Stated task
Your task is to copy the listing exactly, with the pictures left out.

Record excerpts
————————

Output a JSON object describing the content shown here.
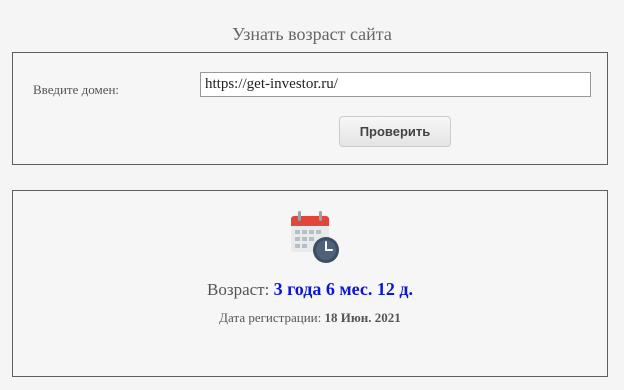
{
  "page": {
    "title": "Узнать возраст сайта"
  },
  "form": {
    "domain_label": "Введите домен:",
    "domain_value": "https://get-investor.ru/",
    "check_button": "Проверить"
  },
  "result": {
    "calendar_icon": "calendar-clock-icon",
    "age_label": "Возраст:",
    "age_value": "3 года 6 мес. 12 д.",
    "registration_label": "Дата регистрации:",
    "registration_date": "18 Июн. 2021",
    "age_color": "#0c14d6"
  },
  "colors": {
    "calendar_header": "#e2463b",
    "clock_face": "#3c4e63"
  }
}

————————

Answer to the task
Output a JSON object describing the content shown here.
{
  "page": {
    "title": "Узнать возраст сайта"
  },
  "form": {
    "domain_label": "Введите домен:",
    "domain_value": "https://get-investor.ru/",
    "check_button": "Проверить"
  },
  "result": {
    "calendar_icon": "calendar-clock-icon",
    "age_label": "Возраст:",
    "age_value": "3 года 6 мес. 12 д.",
    "registration_label": "Дата регистрации:",
    "registration_date": "18 Июн. 2021",
    "age_color": "#0c14d6"
  },
  "colors": {
    "calendar_header": "#e2463b",
    "clock_face": "#3c4e63"
  }
}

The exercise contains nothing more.